◆ Given entries
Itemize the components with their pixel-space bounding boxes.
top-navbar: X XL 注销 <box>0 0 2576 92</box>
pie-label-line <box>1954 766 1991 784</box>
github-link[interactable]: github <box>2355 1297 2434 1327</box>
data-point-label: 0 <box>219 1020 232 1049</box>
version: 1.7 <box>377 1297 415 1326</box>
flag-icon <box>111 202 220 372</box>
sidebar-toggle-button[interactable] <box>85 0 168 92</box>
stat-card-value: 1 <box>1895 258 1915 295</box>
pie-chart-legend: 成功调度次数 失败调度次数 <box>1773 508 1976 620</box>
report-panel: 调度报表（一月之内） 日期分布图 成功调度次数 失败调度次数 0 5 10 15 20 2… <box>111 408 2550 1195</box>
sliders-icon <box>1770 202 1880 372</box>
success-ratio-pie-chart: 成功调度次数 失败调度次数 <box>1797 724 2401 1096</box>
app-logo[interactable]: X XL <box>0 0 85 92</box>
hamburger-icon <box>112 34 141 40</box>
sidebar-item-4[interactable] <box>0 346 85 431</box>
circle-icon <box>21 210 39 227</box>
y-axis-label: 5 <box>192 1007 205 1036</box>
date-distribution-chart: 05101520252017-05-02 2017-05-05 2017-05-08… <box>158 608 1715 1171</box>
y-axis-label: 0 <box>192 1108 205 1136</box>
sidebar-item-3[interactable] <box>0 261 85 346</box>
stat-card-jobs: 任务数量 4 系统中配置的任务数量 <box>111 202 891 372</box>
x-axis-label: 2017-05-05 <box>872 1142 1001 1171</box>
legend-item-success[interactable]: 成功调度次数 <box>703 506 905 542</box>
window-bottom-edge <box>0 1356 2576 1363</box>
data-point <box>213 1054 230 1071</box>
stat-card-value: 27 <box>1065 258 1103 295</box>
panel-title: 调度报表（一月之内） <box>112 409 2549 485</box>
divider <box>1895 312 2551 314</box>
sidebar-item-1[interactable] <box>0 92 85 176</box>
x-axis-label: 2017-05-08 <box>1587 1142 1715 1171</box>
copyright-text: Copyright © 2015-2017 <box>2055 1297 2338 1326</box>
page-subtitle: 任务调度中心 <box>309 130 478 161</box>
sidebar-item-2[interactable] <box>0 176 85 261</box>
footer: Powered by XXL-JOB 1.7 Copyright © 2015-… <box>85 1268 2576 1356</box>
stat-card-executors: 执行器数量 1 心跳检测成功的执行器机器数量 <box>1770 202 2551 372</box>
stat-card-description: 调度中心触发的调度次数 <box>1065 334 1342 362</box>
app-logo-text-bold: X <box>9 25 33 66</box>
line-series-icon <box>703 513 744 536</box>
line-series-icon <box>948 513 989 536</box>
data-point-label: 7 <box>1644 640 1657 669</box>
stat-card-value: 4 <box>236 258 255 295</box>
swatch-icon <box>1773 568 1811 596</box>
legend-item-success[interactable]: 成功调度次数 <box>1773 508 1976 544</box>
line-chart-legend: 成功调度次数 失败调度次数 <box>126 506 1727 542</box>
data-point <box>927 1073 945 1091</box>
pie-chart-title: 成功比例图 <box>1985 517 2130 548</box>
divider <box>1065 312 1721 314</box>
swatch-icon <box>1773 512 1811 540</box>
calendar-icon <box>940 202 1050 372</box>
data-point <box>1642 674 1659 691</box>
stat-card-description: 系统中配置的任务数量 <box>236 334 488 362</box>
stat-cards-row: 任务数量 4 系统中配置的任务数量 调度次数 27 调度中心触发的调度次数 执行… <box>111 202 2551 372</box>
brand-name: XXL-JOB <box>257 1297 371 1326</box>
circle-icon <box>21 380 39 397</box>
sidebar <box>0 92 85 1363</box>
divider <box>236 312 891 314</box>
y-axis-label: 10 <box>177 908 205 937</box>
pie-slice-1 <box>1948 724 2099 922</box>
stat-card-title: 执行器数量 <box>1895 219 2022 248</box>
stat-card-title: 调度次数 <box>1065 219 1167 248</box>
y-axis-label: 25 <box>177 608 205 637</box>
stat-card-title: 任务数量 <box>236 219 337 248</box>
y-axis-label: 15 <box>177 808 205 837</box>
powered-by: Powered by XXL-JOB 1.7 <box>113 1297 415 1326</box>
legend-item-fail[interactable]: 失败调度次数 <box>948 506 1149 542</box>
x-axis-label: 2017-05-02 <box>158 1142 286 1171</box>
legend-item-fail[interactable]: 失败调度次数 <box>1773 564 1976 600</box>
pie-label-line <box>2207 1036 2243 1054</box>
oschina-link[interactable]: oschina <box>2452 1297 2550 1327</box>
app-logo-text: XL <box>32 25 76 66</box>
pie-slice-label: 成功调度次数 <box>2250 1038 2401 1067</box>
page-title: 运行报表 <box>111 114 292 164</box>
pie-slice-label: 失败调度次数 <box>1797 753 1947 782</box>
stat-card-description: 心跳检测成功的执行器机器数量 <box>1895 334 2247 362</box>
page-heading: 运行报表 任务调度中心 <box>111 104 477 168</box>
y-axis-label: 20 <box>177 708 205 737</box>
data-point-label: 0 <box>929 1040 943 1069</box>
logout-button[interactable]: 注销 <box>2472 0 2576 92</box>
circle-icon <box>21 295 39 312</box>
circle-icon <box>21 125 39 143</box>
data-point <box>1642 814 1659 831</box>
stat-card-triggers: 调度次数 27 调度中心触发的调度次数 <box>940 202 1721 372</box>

◆ Task details
Pull out the rows word for word, starting at the first row and ending at the row that contains "stat-card-description: 调度中心触发的调度次数 <box>1065".

◆ Final result
Itemize the components with their pixel-space bounding boxes.
top-navbar: X XL 注销 <box>0 0 2576 92</box>
pie-label-line <box>1954 766 1991 784</box>
github-link[interactable]: github <box>2355 1297 2434 1327</box>
data-point-label: 0 <box>219 1020 232 1049</box>
version: 1.7 <box>377 1297 415 1326</box>
flag-icon <box>111 202 220 372</box>
sidebar-toggle-button[interactable] <box>85 0 168 92</box>
stat-card-value: 1 <box>1895 258 1915 295</box>
pie-chart-legend: 成功调度次数 失败调度次数 <box>1773 508 1976 620</box>
report-panel: 调度报表（一月之内） 日期分布图 成功调度次数 失败调度次数 0 5 10 15 20 2… <box>111 408 2550 1195</box>
sliders-icon <box>1770 202 1880 372</box>
success-ratio-pie-chart: 成功调度次数 失败调度次数 <box>1797 724 2401 1096</box>
app-logo[interactable]: X XL <box>0 0 85 92</box>
hamburger-icon <box>112 34 141 40</box>
sidebar-item-4[interactable] <box>0 346 85 431</box>
circle-icon <box>21 210 39 227</box>
y-axis-label: 5 <box>192 1007 205 1036</box>
date-distribution-chart: 05101520252017-05-02 2017-05-05 2017-05-08… <box>158 608 1715 1171</box>
y-axis-label: 0 <box>192 1108 205 1136</box>
sidebar-item-3[interactable] <box>0 261 85 346</box>
stat-card-jobs: 任务数量 4 系统中配置的任务数量 <box>111 202 891 372</box>
x-axis-label: 2017-05-05 <box>872 1142 1001 1171</box>
legend-item-success[interactable]: 成功调度次数 <box>703 506 905 542</box>
window-bottom-edge <box>0 1356 2576 1363</box>
data-point <box>213 1054 230 1071</box>
stat-card-value: 27 <box>1065 258 1103 295</box>
panel-title: 调度报表（一月之内） <box>112 409 2549 485</box>
divider <box>1895 312 2551 314</box>
sidebar-item-1[interactable] <box>0 92 85 176</box>
x-axis-label: 2017-05-08 <box>1587 1142 1715 1171</box>
copyright-text: Copyright © 2015-2017 <box>2055 1297 2338 1326</box>
page-subtitle: 任务调度中心 <box>309 130 478 161</box>
sidebar-item-2[interactable] <box>0 176 85 261</box>
footer: Powered by XXL-JOB 1.7 Copyright © 2015-… <box>85 1268 2576 1356</box>
stat-card-executors: 执行器数量 1 心跳检测成功的执行器机器数量 <box>1770 202 2551 372</box>
stat-card-description: 调度中心触发的调度次数 <box>1065 334 1342 362</box>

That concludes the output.